─── ENTRIES SUPPLIED ───

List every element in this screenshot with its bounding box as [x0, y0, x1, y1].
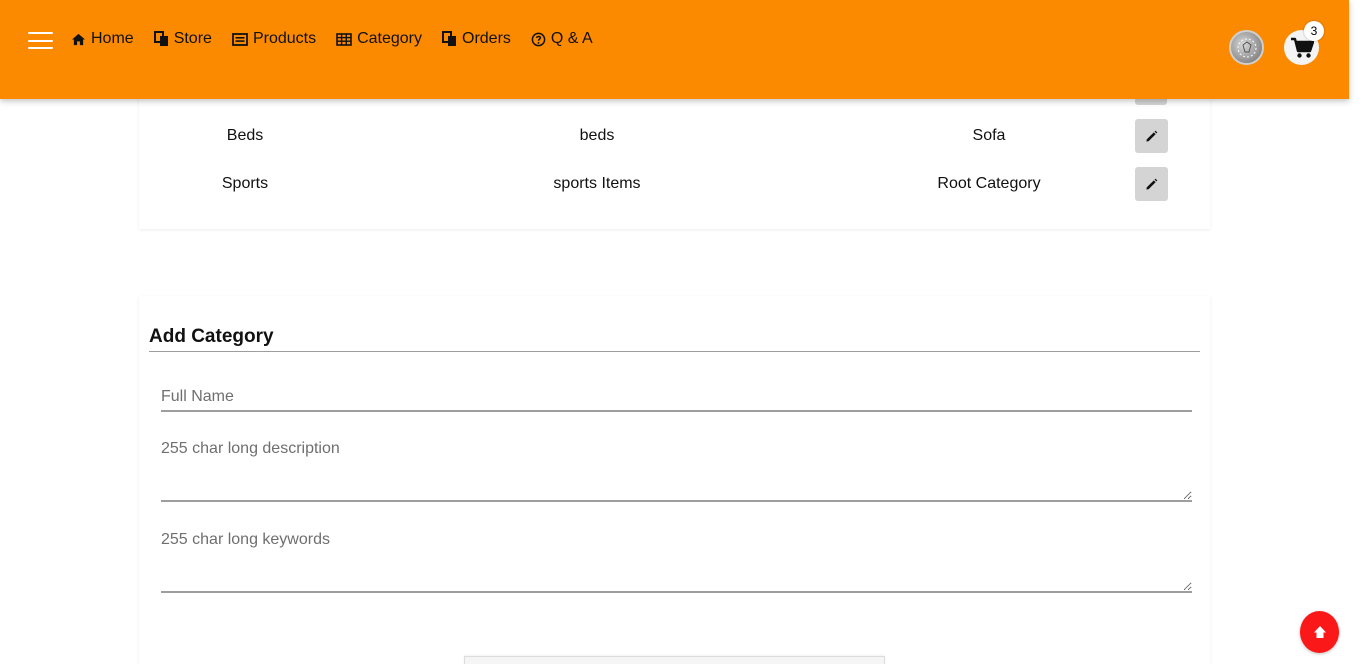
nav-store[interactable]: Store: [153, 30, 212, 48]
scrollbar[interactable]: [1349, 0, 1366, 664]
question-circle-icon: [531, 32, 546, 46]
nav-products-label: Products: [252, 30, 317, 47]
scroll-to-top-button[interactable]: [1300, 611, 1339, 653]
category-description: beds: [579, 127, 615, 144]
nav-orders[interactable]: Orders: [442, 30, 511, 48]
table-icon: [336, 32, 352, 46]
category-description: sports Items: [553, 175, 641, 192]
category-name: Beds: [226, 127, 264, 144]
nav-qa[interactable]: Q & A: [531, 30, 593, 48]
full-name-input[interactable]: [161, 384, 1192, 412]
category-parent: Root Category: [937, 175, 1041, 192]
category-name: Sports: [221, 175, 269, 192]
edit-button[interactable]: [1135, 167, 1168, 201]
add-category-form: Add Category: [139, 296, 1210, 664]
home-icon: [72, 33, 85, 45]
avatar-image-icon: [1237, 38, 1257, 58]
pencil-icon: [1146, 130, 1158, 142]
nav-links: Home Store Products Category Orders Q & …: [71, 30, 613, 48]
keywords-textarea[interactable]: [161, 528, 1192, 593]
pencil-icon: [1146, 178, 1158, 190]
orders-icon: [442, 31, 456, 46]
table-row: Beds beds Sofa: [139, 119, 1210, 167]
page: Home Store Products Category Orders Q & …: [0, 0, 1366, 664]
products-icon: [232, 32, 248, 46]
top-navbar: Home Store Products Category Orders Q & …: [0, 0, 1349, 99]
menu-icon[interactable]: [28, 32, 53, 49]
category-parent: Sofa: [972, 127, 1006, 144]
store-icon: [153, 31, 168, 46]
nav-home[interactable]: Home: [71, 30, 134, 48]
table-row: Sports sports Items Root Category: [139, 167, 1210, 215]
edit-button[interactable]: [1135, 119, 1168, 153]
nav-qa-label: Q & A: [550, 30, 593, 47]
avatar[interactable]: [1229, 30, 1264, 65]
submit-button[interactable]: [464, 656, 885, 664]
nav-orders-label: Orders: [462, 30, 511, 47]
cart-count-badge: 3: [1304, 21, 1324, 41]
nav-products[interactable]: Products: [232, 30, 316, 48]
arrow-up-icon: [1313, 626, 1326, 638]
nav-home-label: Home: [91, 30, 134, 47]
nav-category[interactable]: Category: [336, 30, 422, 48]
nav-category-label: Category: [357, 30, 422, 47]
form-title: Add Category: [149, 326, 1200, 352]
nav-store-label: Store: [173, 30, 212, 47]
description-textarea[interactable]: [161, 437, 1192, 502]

───

→ EXERCISE DIRECTIONS: Rewrite every line in the records above as a numbered list, skipping blank lines and leaving out the pictures.

→ CORRECT ANSWER:
1. List every element in this screenshot with its bounding box as [x0, y0, x1, y1].
2. nav-store[interactable]: Store: [153, 30, 212, 48]
3. scrollbar[interactable]: [1349, 0, 1366, 664]
4. question-circle-icon: [531, 32, 546, 46]
5. nav-products-label: Products: [252, 30, 317, 47]
6. scroll-to-top-button[interactable]: [1300, 611, 1339, 653]
7. category-description: beds: [579, 127, 615, 144]
8. nav-orders[interactable]: Orders: [442, 30, 511, 48]
9. table-icon: [336, 32, 352, 46]
10. category-description: sports Items: [553, 175, 641, 192]
11. category-name: Beds: [226, 127, 264, 144]
12. nav-qa[interactable]: Q & A: [531, 30, 593, 48]
13. full-name-input[interactable]: [161, 384, 1192, 412]
14. category-parent: Root Category: [937, 175, 1041, 192]
15. category-name: Sports: [221, 175, 269, 192]
16. edit-button[interactable]: [1135, 167, 1168, 201]
17. add-category-form: Add Category: [139, 296, 1210, 664]
18. home-icon: [72, 33, 85, 45]
19. avatar-image-icon: [1237, 38, 1257, 58]
20. pencil-icon: [1146, 130, 1158, 142]
21. nav-links: Home Store Products Category Orders Q & …: [71, 30, 613, 48]
22. keywords-textarea[interactable]: [161, 528, 1192, 593]
23. pencil-icon: [1146, 178, 1158, 190]
24. orders-icon: [442, 31, 456, 46]
25. table-row: Beds beds Sofa: [139, 119, 1210, 167]
26. page: Home Store Products Category Orders Q & …: [0, 0, 1366, 664]
27. products-icon: [232, 32, 248, 46]
28. top-navbar: Home Store Products Category Orders Q & …: [0, 0, 1349, 99]
29. menu-icon[interactable]: [28, 32, 53, 49]
30. category-parent: Sofa: [972, 127, 1006, 144]
31. store-icon: [153, 31, 168, 46]
32. nav-home[interactable]: Home: [71, 30, 134, 48]
33. table-row: Sports sports Items Root Category: [139, 167, 1210, 215]
34. edit-button[interactable]: [1135, 119, 1168, 153]
35. nav-qa-label: Q & A: [550, 30, 593, 47]
36. avatar[interactable]: [1229, 30, 1264, 65]
37. submit-button[interactable]: [464, 656, 885, 664]
38. nav-orders-label: Orders: [462, 30, 511, 47]
39. cart-count-badge: 3: [1304, 21, 1324, 41]
40. nav-products[interactable]: Products: [232, 30, 316, 48]
41. arrow-up-icon: [1313, 626, 1326, 638]
42. nav-home-label: Home: [91, 30, 134, 47]
43. nav-category[interactable]: Category: [336, 30, 422, 48]
44. nav-category-label: Category: [357, 30, 422, 47]
45. form-title: Add Category: [149, 326, 1200, 352]
46. nav-store-label: Store: [173, 30, 212, 47]
47. description-textarea[interactable]: [161, 437, 1192, 502]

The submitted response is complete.